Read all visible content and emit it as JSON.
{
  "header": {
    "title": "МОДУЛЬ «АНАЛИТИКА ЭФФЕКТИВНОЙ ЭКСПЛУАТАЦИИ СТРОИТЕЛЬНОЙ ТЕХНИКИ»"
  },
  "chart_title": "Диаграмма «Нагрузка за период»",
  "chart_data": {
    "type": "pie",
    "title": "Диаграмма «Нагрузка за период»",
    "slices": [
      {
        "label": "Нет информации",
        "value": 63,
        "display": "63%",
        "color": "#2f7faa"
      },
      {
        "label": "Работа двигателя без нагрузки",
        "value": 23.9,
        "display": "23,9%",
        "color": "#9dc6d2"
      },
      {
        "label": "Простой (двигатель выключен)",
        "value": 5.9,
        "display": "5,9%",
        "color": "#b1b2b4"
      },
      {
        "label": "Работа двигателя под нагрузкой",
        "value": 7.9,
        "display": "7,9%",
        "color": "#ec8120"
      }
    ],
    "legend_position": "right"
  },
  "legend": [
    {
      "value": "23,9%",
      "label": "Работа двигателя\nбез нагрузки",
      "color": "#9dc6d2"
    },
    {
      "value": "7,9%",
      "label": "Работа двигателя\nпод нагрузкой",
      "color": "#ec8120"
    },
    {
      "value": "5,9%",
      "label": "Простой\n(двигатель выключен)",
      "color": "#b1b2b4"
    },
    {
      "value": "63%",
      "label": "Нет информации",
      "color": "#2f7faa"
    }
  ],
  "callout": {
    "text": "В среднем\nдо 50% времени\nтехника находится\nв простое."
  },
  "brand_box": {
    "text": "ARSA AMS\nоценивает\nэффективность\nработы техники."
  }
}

══════════════════════════════

EXERCISE REQUIREMENTS
Copy all of the data exactly.

WORKED ANSWER
Read all visible content and emit it as JSON.
{
  "header": {
    "title": "МОДУЛЬ «АНАЛИТИКА ЭФФЕКТИВНОЙ ЭКСПЛУАТАЦИИ СТРОИТЕЛЬНОЙ ТЕХНИКИ»"
  },
  "chart_title": "Диаграмма «Нагрузка за период»",
  "chart_data": {
    "type": "pie",
    "title": "Диаграмма «Нагрузка за период»",
    "slices": [
      {
        "label": "Нет информации",
        "value": 63,
        "display": "63%",
        "color": "#2f7faa"
      },
      {
        "label": "Работа двигателя без нагрузки",
        "value": 23.9,
        "display": "23,9%",
        "color": "#9dc6d2"
      },
      {
        "label": "Простой (двигатель выключен)",
        "value": 5.9,
        "display": "5,9%",
        "color": "#b1b2b4"
      },
      {
        "label": "Работа двигателя под нагрузкой",
        "value": 7.9,
        "display": "7,9%",
        "color": "#ec8120"
      }
    ],
    "legend_position": "right"
  },
  "legend": [
    {
      "value": "23,9%",
      "label": "Работа двигателя\nбез нагрузки",
      "color": "#9dc6d2"
    },
    {
      "value": "7,9%",
      "label": "Работа двигателя\nпод нагрузкой",
      "color": "#ec8120"
    },
    {
      "value": "5,9%",
      "label": "Простой\n(двигатель выключен)",
      "color": "#b1b2b4"
    },
    {
      "value": "63%",
      "label": "Нет информации",
      "color": "#2f7faa"
    }
  ],
  "callout": {
    "text": "В среднем\nдо 50% времени\nтехника находится\nв простое."
  },
  "brand_box": {
    "text": "ARSA AMS\nоценивает\nэффективность\nработы техники."
  }
}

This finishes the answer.